● **Exercise task**: Please find all lines in the data that hold the string "Ajuste" and copy them.

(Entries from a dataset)
Begin

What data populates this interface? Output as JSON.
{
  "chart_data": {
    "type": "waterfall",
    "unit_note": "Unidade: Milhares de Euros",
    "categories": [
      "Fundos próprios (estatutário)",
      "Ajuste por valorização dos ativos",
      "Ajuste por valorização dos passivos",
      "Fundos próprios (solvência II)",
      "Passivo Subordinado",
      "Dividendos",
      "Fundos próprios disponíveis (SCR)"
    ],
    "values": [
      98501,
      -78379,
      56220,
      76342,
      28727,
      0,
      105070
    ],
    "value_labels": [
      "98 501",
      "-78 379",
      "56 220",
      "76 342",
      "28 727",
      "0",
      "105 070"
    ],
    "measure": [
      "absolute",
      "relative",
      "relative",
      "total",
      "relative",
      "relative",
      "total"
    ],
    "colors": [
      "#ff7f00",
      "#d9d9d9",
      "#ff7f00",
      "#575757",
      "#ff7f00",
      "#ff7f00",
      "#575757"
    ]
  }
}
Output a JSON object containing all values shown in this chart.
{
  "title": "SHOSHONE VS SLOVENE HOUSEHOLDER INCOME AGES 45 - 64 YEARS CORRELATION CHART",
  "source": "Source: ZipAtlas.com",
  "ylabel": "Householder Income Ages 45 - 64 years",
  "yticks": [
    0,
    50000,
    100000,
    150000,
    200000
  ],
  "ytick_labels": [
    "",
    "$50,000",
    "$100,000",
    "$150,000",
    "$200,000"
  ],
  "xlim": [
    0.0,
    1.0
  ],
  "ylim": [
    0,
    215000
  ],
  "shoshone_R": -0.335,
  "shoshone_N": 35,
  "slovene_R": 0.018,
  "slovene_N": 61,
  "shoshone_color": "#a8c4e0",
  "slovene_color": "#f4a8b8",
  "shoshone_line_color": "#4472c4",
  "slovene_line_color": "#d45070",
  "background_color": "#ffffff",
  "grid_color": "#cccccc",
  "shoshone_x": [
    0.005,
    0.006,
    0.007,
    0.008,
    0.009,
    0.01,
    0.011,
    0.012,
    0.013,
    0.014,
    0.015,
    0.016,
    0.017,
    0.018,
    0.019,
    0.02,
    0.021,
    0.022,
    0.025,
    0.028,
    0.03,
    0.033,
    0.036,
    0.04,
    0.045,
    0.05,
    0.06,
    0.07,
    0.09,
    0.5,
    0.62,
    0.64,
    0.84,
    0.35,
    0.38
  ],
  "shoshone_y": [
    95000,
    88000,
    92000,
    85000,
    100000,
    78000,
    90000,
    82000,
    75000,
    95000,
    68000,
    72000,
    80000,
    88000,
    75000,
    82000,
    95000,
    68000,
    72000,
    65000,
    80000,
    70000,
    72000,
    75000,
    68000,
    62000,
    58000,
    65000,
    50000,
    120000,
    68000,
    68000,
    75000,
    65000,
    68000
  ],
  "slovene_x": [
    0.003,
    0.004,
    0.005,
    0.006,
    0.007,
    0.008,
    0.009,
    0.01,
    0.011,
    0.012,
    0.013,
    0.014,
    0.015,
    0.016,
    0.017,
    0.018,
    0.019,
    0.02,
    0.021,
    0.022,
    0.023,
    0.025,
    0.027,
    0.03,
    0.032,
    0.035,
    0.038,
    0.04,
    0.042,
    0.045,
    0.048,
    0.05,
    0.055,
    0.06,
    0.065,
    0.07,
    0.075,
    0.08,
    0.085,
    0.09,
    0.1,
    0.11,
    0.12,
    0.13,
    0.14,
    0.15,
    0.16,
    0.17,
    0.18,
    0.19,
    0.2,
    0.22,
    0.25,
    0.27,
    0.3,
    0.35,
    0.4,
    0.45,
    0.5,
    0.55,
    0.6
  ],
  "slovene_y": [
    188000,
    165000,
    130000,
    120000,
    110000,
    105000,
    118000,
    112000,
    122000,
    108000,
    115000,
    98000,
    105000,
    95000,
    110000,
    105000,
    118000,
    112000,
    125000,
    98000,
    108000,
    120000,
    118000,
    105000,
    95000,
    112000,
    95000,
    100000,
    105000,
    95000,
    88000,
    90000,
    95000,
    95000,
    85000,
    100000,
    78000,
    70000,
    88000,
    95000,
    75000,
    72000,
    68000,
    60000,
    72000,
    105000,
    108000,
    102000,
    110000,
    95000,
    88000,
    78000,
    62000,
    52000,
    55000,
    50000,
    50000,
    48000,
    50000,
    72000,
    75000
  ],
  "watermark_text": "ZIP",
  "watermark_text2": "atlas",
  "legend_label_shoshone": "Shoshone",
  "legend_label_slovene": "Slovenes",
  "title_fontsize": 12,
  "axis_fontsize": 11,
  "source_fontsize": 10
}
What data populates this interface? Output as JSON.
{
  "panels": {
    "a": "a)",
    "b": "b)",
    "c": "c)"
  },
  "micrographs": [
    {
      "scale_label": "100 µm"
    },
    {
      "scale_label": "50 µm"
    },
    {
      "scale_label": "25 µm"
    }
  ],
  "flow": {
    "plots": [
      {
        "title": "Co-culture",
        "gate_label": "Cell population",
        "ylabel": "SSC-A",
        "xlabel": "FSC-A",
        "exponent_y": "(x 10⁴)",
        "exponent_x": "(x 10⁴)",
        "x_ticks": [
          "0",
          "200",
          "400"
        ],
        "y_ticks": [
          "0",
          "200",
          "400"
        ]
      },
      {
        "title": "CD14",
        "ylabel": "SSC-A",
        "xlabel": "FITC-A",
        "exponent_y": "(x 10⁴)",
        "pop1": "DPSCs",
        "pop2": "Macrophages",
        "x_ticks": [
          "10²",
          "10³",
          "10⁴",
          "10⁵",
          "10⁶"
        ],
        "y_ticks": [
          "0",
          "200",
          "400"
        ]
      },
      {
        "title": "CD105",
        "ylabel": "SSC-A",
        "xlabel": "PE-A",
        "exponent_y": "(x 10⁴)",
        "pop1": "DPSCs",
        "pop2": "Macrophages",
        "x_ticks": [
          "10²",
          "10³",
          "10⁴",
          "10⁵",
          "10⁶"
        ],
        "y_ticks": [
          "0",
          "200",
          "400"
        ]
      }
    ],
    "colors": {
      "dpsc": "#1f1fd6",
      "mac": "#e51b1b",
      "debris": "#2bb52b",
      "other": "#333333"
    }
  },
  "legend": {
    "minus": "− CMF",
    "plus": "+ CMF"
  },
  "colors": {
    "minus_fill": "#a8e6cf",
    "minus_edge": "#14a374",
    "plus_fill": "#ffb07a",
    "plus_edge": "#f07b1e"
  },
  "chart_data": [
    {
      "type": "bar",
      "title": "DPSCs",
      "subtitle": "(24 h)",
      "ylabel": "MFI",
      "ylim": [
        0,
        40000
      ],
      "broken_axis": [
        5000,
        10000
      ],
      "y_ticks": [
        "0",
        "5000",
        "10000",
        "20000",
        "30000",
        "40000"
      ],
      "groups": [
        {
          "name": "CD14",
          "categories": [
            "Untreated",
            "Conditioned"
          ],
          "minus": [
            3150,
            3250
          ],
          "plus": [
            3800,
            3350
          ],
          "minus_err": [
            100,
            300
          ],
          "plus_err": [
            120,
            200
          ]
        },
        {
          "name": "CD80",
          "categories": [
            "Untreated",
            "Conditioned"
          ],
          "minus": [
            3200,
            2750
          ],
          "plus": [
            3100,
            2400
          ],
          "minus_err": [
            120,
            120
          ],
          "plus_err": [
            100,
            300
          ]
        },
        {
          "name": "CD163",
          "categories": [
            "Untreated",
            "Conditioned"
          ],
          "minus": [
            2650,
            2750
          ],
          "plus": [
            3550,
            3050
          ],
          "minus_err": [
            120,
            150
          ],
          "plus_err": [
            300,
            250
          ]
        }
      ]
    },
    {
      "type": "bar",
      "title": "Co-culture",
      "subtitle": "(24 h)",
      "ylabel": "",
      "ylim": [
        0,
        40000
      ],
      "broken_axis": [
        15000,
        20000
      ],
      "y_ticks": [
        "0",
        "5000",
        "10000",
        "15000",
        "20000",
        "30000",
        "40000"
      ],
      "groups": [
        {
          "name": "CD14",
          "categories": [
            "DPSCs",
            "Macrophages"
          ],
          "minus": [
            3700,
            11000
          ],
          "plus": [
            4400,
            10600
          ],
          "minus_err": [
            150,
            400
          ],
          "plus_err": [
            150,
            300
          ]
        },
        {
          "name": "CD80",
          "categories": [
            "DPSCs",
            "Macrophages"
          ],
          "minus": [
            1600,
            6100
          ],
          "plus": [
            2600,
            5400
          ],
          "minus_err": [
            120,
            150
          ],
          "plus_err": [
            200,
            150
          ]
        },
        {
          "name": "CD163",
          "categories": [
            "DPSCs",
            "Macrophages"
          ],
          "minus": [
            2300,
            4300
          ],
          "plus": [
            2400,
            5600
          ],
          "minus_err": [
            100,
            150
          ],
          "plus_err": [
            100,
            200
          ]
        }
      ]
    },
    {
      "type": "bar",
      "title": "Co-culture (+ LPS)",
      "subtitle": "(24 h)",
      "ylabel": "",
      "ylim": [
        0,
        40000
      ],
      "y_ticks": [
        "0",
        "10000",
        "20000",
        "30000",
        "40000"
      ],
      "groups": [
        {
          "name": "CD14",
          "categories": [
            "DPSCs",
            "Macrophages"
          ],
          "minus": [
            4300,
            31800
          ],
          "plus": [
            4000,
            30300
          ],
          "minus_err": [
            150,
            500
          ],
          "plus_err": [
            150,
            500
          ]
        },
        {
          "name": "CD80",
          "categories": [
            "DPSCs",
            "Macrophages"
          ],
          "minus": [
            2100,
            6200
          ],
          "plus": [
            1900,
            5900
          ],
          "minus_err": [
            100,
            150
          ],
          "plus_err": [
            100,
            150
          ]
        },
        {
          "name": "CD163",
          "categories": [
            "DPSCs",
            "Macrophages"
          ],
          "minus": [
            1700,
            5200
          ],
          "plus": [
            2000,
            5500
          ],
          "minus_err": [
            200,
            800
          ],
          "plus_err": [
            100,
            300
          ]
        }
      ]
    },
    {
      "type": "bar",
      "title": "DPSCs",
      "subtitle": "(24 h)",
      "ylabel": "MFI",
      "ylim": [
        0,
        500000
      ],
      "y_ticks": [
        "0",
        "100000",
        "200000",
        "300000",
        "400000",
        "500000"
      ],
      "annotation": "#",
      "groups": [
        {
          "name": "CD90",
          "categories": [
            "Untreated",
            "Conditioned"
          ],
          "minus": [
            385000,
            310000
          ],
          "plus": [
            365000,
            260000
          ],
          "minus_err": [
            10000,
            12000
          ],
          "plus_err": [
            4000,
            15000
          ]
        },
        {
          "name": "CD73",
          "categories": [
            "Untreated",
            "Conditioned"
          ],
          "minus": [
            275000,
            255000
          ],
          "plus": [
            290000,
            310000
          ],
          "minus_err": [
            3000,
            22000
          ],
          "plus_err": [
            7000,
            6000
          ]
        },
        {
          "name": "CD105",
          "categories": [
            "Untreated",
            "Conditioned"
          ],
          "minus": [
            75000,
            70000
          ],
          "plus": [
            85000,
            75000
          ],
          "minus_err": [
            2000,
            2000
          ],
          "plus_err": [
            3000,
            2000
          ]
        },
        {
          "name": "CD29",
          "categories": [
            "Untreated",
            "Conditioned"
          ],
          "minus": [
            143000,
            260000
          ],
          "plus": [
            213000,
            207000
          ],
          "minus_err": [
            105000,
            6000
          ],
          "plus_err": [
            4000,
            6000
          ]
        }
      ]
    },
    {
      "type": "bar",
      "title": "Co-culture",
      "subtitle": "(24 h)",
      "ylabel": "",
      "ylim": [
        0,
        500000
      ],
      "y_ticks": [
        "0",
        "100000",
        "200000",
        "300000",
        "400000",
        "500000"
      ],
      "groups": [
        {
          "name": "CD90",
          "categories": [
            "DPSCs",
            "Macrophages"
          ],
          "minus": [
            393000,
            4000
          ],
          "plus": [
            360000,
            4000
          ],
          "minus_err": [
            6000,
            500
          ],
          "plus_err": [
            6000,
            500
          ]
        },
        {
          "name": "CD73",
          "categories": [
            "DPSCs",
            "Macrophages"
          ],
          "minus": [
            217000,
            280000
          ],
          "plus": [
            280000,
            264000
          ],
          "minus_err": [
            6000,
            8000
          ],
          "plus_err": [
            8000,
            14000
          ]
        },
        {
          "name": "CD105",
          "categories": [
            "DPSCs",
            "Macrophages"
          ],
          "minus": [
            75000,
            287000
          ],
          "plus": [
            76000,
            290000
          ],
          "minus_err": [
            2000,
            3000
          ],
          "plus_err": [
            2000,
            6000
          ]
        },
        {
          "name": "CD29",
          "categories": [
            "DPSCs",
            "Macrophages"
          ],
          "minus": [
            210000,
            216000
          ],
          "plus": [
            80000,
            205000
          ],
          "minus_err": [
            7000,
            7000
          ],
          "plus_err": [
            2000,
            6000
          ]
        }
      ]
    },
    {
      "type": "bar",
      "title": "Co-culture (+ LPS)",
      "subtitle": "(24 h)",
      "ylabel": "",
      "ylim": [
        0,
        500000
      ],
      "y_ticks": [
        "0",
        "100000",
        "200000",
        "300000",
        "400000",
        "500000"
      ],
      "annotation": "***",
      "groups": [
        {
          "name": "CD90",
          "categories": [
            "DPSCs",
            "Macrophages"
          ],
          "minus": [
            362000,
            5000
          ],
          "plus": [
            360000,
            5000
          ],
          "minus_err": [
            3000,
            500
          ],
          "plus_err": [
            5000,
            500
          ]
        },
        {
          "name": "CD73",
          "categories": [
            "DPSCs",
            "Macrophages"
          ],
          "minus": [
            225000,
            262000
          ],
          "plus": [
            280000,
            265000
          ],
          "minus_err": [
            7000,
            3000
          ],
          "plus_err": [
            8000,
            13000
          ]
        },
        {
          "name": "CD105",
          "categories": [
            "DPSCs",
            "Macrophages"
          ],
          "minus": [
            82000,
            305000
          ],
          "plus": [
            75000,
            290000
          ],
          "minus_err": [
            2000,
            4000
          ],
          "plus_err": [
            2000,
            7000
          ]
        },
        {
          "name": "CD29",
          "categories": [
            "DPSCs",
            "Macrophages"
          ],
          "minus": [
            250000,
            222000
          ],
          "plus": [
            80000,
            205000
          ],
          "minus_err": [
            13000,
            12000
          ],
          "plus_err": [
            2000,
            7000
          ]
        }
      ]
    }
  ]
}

End

● **Task result**:
      "Ajuste por valorização dos ativos",
      "Ajuste por valorização dos passivos",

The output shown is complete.